(Dataset listings of figures)
>>>>
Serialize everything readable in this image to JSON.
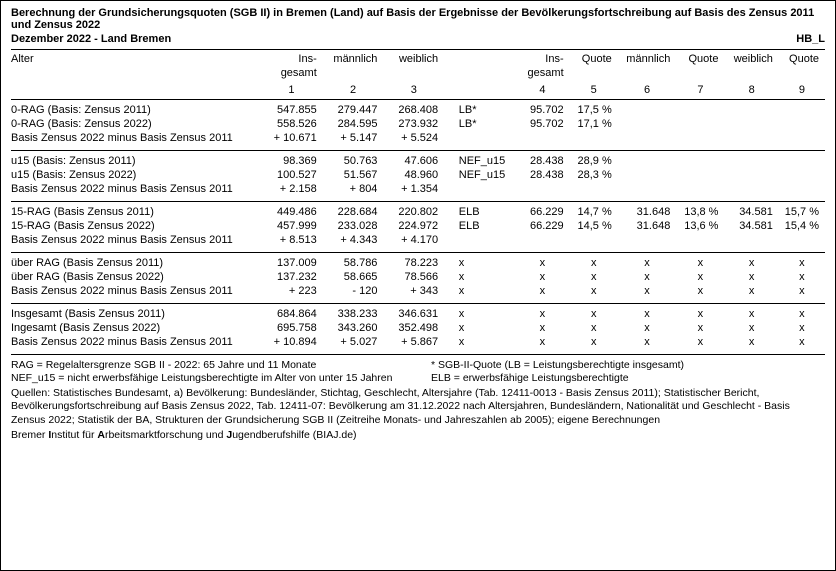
{
  "title": "Berechnung der Grundsicherungsquoten (SGB II) in Bremen (Land) auf Basis der Ergebnisse der Bevölkerungsfortschreibung auf Basis des Zensus 2011 und Zensus 2022",
  "subtitle_left": "Dezember 2022 - Land Bremen",
  "subtitle_right": "HB_L",
  "headers": {
    "alter": "Alter",
    "ins1": "Ins-",
    "ins2": "gesamt",
    "mann": "männlich",
    "weib": "weiblich",
    "ins1b": "Ins-",
    "ins2b": "gesamt",
    "quote": "Quote",
    "n1": "1",
    "n2": "2",
    "n3": "3",
    "n4": "4",
    "n5": "5",
    "n6": "6",
    "n7": "7",
    "n8": "8",
    "n9": "9"
  },
  "blocks": [
    {
      "rows": [
        {
          "label": "0-RAG (Basis:  Zensus 2011)",
          "c1": "547.855",
          "c2": "279.447",
          "c3": "268.408",
          "lab": "LB*",
          "c4": "95.702",
          "c5": "17,5 %",
          "c6": "",
          "c7": "",
          "c8": "",
          "c9": ""
        },
        {
          "label": "0-RAG (Basis:  Zensus 2022)",
          "bold": true,
          "c1": "558.526",
          "c2": "284.595",
          "c3": "273.932",
          "lab": "LB*",
          "c4": "95.702",
          "c5": "17,1 %",
          "c6": "",
          "c7": "",
          "c8": "",
          "c9": ""
        },
        {
          "label": "Basis Zensus 2022 minus Basis Zensus 2011",
          "c1": "+ 10.671",
          "c2": "+ 5.147",
          "c3": "+ 5.524",
          "lab": "",
          "c4": "",
          "c5": "",
          "c6": "",
          "c7": "",
          "c8": "",
          "c9": ""
        }
      ]
    },
    {
      "rows": [
        {
          "label": "u15 (Basis: Zensus 2011)",
          "c1": "98.369",
          "c2": "50.763",
          "c3": "47.606",
          "lab": "NEF_u15",
          "c4": "28.438",
          "c5": "28,9 %",
          "c6": "",
          "c7": "",
          "c8": "",
          "c9": ""
        },
        {
          "label": "u15 (Basis: Zensus 2022)",
          "bold": true,
          "c1": "100.527",
          "c2": "51.567",
          "c3": "48.960",
          "lab": "NEF_u15",
          "c4": "28.438",
          "c5": "28,3 %",
          "c6": "",
          "c7": "",
          "c8": "",
          "c9": ""
        },
        {
          "label": "Basis Zensus 2022 minus Basis Zensus 2011",
          "c1": "+ 2.158",
          "c2": "+ 804",
          "c3": "+ 1.354",
          "lab": "",
          "c4": "",
          "c5": "",
          "c6": "",
          "c7": "",
          "c8": "",
          "c9": ""
        }
      ]
    },
    {
      "rows": [
        {
          "label": "15-RAG (Basis Zensus 2011)",
          "c1": "449.486",
          "c2": "228.684",
          "c3": "220.802",
          "lab": "ELB",
          "c4": "66.229",
          "c5": "14,7 %",
          "c6": "31.648",
          "c7": "13,8 %",
          "c8": "34.581",
          "c9": "15,7 %"
        },
        {
          "label": "15-RAG (Basis Zensus 2022)",
          "bold": true,
          "c1": "457.999",
          "c2": "233.028",
          "c3": "224.972",
          "lab": "ELB",
          "c4": "66.229",
          "c5": "14,5 %",
          "c6": "31.648",
          "c7": "13,6 %",
          "c8": "34.581",
          "c9": "15,4 %"
        },
        {
          "label": "Basis Zensus 2022 minus Basis Zensus 2011",
          "c1": "+ 8.513",
          "c2": "+ 4.343",
          "c3": "+ 4.170",
          "lab": "",
          "c4": "",
          "c5": "",
          "c6": "",
          "c7": "",
          "c8": "",
          "c9": ""
        }
      ]
    },
    {
      "rows": [
        {
          "label": "über RAG (Basis Zensus 2011)",
          "c1": "137.009",
          "c2": "58.786",
          "c3": "78.223",
          "lab": "x",
          "c4": "x",
          "c5": "x",
          "c6": "x",
          "c7": "x",
          "c8": "x",
          "c9": "x",
          "center": true
        },
        {
          "label": "über RAG (Basis Zensus 2022)",
          "bold": true,
          "c1": "137.232",
          "c2": "58.665",
          "c3": "78.566",
          "lab": "x",
          "c4": "x",
          "c5": "x",
          "c6": "x",
          "c7": "x",
          "c8": "x",
          "c9": "x",
          "center": true
        },
        {
          "label": "Basis Zensus 2022 minus Basis Zensus 2011",
          "c1": "+ 223",
          "c2": "- 120",
          "c3": "+ 343",
          "lab": "x",
          "c4": "x",
          "c5": "x",
          "c6": "x",
          "c7": "x",
          "c8": "x",
          "c9": "x",
          "center": true
        }
      ]
    },
    {
      "rows": [
        {
          "label": "Insgesamt (Basis Zensus 2011)",
          "c1": "684.864",
          "c2": "338.233",
          "c3": "346.631",
          "lab": "x",
          "c4": "x",
          "c5": "x",
          "c6": "x",
          "c7": "x",
          "c8": "x",
          "c9": "x",
          "center": true
        },
        {
          "label": "Ingesamt (Basis Zensus 2022)",
          "bold": true,
          "c1": "695.758",
          "c2": "343.260",
          "c3": "352.498",
          "lab": "x",
          "c4": "x",
          "c5": "x",
          "c6": "x",
          "c7": "x",
          "c8": "x",
          "c9": "x",
          "center": true
        },
        {
          "label": "Basis Zensus 2022 minus Basis Zensus 2011",
          "c1": "+ 10.894",
          "c2": "+ 5.027",
          "c3": "+ 5.867",
          "lab": "x",
          "c4": "x",
          "c5": "x",
          "c6": "x",
          "c7": "x",
          "c8": "x",
          "c9": "x",
          "center": true
        }
      ]
    }
  ],
  "footer": {
    "l1a": "RAG = Regelaltersgrenze SGB II - 2022: 65 Jahre und 11 Monate",
    "l1b": "* SGB-II-Quote (LB = Leistungsberechtigte insgesamt)",
    "l2a": "NEF_u15 = nicht erwerbsfähige Leistungsberechtigte im Alter von unter 15 Jahren",
    "l2b": "ELB = erwerbsfähige Leistungsberechtigte",
    "src": "Quellen: Statistisches Bundesamt, a) Bevölkerung: Bundesländer, Stichtag, Geschlecht, Altersjahre (Tab. 12411-0013 - Basis Zensus 2011); Statistischer Bericht, Bevölkerungsfortschreibung auf Basis Zensus 2022, Tab. 12411-07: Bevölkerung am 31.12.2022 nach Altersjahren, Bundesländern, Nationalität und Geschlecht - Basis Zensus 2022; Statistik der BA, Strukturen der Grundsicherung SGB II (Zeitreihe Monats- und Jahreszahlen ab 2005); eigene Berechnungen",
    "biaj_pre": "Bremer ",
    "biaj_b1": "I",
    "biaj_t1": "nstitut für ",
    "biaj_b2": "A",
    "biaj_t2": "rbeitsmarktforschung und ",
    "biaj_b3": "J",
    "biaj_t3": "ugendberufshilfe (BIAJ.de)"
  }
}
<<<<
§ **Exercise details**
Tally the lines in the records above that contain the word "Bremen", and give only that number.

§ **The reply**
2